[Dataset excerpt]
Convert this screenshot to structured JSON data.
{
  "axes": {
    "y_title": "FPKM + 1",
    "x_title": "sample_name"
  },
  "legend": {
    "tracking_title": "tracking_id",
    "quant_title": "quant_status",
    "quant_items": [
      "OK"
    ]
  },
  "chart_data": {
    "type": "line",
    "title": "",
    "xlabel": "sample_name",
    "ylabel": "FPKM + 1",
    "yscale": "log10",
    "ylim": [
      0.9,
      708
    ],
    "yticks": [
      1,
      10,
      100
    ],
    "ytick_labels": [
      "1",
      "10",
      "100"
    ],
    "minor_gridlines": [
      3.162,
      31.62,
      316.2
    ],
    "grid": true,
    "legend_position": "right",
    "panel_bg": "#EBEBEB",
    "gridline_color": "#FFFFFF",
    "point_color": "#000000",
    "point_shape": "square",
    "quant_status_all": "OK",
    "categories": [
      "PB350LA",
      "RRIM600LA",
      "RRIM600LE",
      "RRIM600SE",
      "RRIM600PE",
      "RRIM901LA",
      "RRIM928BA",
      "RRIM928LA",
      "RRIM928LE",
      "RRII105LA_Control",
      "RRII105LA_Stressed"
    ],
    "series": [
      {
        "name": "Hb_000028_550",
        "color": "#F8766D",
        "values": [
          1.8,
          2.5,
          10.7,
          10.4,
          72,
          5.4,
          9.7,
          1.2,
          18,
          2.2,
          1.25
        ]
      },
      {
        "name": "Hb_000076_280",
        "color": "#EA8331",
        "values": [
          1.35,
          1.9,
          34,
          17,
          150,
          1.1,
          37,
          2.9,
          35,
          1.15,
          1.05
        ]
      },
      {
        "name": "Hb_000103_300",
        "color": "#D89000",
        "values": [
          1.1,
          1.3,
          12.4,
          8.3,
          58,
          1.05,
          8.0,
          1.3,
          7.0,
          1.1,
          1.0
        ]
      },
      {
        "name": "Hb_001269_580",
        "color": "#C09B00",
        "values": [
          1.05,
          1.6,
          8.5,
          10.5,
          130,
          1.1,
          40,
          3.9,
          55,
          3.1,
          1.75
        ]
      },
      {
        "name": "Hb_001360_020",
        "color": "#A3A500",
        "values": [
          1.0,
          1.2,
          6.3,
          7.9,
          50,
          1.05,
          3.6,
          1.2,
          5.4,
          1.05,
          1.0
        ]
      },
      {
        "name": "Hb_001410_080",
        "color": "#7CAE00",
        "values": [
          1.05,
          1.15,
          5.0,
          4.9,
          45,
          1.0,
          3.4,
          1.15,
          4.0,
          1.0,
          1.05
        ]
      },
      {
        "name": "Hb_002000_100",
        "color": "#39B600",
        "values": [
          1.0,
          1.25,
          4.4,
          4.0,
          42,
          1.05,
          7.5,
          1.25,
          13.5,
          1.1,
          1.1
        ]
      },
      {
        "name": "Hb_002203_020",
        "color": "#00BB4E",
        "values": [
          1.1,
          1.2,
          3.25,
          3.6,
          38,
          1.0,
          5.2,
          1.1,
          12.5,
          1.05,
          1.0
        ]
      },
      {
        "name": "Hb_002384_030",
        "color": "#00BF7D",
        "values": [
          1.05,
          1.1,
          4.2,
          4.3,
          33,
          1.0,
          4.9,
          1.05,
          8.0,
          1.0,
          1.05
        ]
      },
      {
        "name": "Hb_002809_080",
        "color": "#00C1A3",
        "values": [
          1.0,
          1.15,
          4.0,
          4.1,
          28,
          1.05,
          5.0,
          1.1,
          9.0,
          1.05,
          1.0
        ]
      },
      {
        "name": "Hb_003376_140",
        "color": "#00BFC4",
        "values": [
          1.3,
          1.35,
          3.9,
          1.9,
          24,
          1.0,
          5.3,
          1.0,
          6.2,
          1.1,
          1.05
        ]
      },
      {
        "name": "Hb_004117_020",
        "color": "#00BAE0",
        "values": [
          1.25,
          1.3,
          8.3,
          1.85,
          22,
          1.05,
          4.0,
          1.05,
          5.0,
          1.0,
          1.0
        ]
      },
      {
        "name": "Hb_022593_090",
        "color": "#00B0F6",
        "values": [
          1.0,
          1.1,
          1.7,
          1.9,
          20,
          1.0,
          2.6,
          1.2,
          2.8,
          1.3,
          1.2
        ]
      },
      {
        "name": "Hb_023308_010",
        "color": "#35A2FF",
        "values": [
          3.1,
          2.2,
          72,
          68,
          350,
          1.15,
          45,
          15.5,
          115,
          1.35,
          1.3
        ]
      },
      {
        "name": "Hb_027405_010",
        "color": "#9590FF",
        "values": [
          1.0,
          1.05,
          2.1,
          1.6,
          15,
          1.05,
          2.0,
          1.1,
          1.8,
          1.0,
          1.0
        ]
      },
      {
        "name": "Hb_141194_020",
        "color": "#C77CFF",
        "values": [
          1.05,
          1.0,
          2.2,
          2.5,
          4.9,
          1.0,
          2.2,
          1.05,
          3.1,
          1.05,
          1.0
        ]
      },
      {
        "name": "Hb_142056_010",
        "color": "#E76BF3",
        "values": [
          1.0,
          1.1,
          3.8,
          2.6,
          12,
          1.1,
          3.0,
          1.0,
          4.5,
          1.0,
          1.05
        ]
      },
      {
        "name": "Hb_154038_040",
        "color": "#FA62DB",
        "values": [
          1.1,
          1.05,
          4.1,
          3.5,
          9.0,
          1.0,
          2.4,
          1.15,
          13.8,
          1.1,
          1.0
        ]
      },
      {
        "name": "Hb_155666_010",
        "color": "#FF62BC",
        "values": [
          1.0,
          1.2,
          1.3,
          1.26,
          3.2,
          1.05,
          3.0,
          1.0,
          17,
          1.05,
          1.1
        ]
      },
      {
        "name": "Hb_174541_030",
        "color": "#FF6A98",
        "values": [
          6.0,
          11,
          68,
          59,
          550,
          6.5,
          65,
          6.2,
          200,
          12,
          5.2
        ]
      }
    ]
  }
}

TASK REQUIREMENTS
Word for word, write out the data.

THE RESPONSE
Convert this screenshot to structured JSON data.
{
  "axes": {
    "y_title": "FPKM + 1",
    "x_title": "sample_name"
  },
  "legend": {
    "tracking_title": "tracking_id",
    "quant_title": "quant_status",
    "quant_items": [
      "OK"
    ]
  },
  "chart_data": {
    "type": "line",
    "title": "",
    "xlabel": "sample_name",
    "ylabel": "FPKM + 1",
    "yscale": "log10",
    "ylim": [
      0.9,
      708
    ],
    "yticks": [
      1,
      10,
      100
    ],
    "ytick_labels": [
      "1",
      "10",
      "100"
    ],
    "minor_gridlines": [
      3.162,
      31.62,
      316.2
    ],
    "grid": true,
    "legend_position": "right",
    "panel_bg": "#EBEBEB",
    "gridline_color": "#FFFFFF",
    "point_color": "#000000",
    "point_shape": "square",
    "quant_status_all": "OK",
    "categories": [
      "PB350LA",
      "RRIM600LA",
      "RRIM600LE",
      "RRIM600SE",
      "RRIM600PE",
      "RRIM901LA",
      "RRIM928BA",
      "RRIM928LA",
      "RRIM928LE",
      "RRII105LA_Control",
      "RRII105LA_Stressed"
    ],
    "series": [
      {
        "name": "Hb_000028_550",
        "color": "#F8766D",
        "values": [
          1.8,
          2.5,
          10.7,
          10.4,
          72,
          5.4,
          9.7,
          1.2,
          18,
          2.2,
          1.25
        ]
      },
      {
        "name": "Hb_000076_280",
        "color": "#EA8331",
        "values": [
          1.35,
          1.9,
          34,
          17,
          150,
          1.1,
          37,
          2.9,
          35,
          1.15,
          1.05
        ]
      },
      {
        "name": "Hb_000103_300",
        "color": "#D89000",
        "values": [
          1.1,
          1.3,
          12.4,
          8.3,
          58,
          1.05,
          8.0,
          1.3,
          7.0,
          1.1,
          1.0
        ]
      },
      {
        "name": "Hb_001269_580",
        "color": "#C09B00",
        "values": [
          1.05,
          1.6,
          8.5,
          10.5,
          130,
          1.1,
          40,
          3.9,
          55,
          3.1,
          1.75
        ]
      },
      {
        "name": "Hb_001360_020",
        "color": "#A3A500",
        "values": [
          1.0,
          1.2,
          6.3,
          7.9,
          50,
          1.05,
          3.6,
          1.2,
          5.4,
          1.05,
          1.0
        ]
      },
      {
        "name": "Hb_001410_080",
        "color": "#7CAE00",
        "values": [
          1.05,
          1.15,
          5.0,
          4.9,
          45,
          1.0,
          3.4,
          1.15,
          4.0,
          1.0,
          1.05
        ]
      },
      {
        "name": "Hb_002000_100",
        "color": "#39B600",
        "values": [
          1.0,
          1.25,
          4.4,
          4.0,
          42,
          1.05,
          7.5,
          1.25,
          13.5,
          1.1,
          1.1
        ]
      },
      {
        "name": "Hb_002203_020",
        "color": "#00BB4E",
        "values": [
          1.1,
          1.2,
          3.25,
          3.6,
          38,
          1.0,
          5.2,
          1.1,
          12.5,
          1.05,
          1.0
        ]
      },
      {
        "name": "Hb_002384_030",
        "color": "#00BF7D",
        "values": [
          1.05,
          1.1,
          4.2,
          4.3,
          33,
          1.0,
          4.9,
          1.05,
          8.0,
          1.0,
          1.05
        ]
      },
      {
        "name": "Hb_002809_080",
        "color": "#00C1A3",
        "values": [
          1.0,
          1.15,
          4.0,
          4.1,
          28,
          1.05,
          5.0,
          1.1,
          9.0,
          1.05,
          1.0
        ]
      },
      {
        "name": "Hb_003376_140",
        "color": "#00BFC4",
        "values": [
          1.3,
          1.35,
          3.9,
          1.9,
          24,
          1.0,
          5.3,
          1.0,
          6.2,
          1.1,
          1.05
        ]
      },
      {
        "name": "Hb_004117_020",
        "color": "#00BAE0",
        "values": [
          1.25,
          1.3,
          8.3,
          1.85,
          22,
          1.05,
          4.0,
          1.05,
          5.0,
          1.0,
          1.0
        ]
      },
      {
        "name": "Hb_022593_090",
        "color": "#00B0F6",
        "values": [
          1.0,
          1.1,
          1.7,
          1.9,
          20,
          1.0,
          2.6,
          1.2,
          2.8,
          1.3,
          1.2
        ]
      },
      {
        "name": "Hb_023308_010",
        "color": "#35A2FF",
        "values": [
          3.1,
          2.2,
          72,
          68,
          350,
          1.15,
          45,
          15.5,
          115,
          1.35,
          1.3
        ]
      },
      {
        "name": "Hb_027405_010",
        "color": "#9590FF",
        "values": [
          1.0,
          1.05,
          2.1,
          1.6,
          15,
          1.05,
          2.0,
          1.1,
          1.8,
          1.0,
          1.0
        ]
      },
      {
        "name": "Hb_141194_020",
        "color": "#C77CFF",
        "values": [
          1.05,
          1.0,
          2.2,
          2.5,
          4.9,
          1.0,
          2.2,
          1.05,
          3.1,
          1.05,
          1.0
        ]
      },
      {
        "name": "Hb_142056_010",
        "color": "#E76BF3",
        "values": [
          1.0,
          1.1,
          3.8,
          2.6,
          12,
          1.1,
          3.0,
          1.0,
          4.5,
          1.0,
          1.05
        ]
      },
      {
        "name": "Hb_154038_040",
        "color": "#FA62DB",
        "values": [
          1.1,
          1.05,
          4.1,
          3.5,
          9.0,
          1.0,
          2.4,
          1.15,
          13.8,
          1.1,
          1.0
        ]
      },
      {
        "name": "Hb_155666_010",
        "color": "#FF62BC",
        "values": [
          1.0,
          1.2,
          1.3,
          1.26,
          3.2,
          1.05,
          3.0,
          1.0,
          17,
          1.05,
          1.1
        ]
      },
      {
        "name": "Hb_174541_030",
        "color": "#FF6A98",
        "values": [
          6.0,
          11,
          68,
          59,
          550,
          6.5,
          65,
          6.2,
          200,
          12,
          5.2
        ]
      }
    ]
  }
}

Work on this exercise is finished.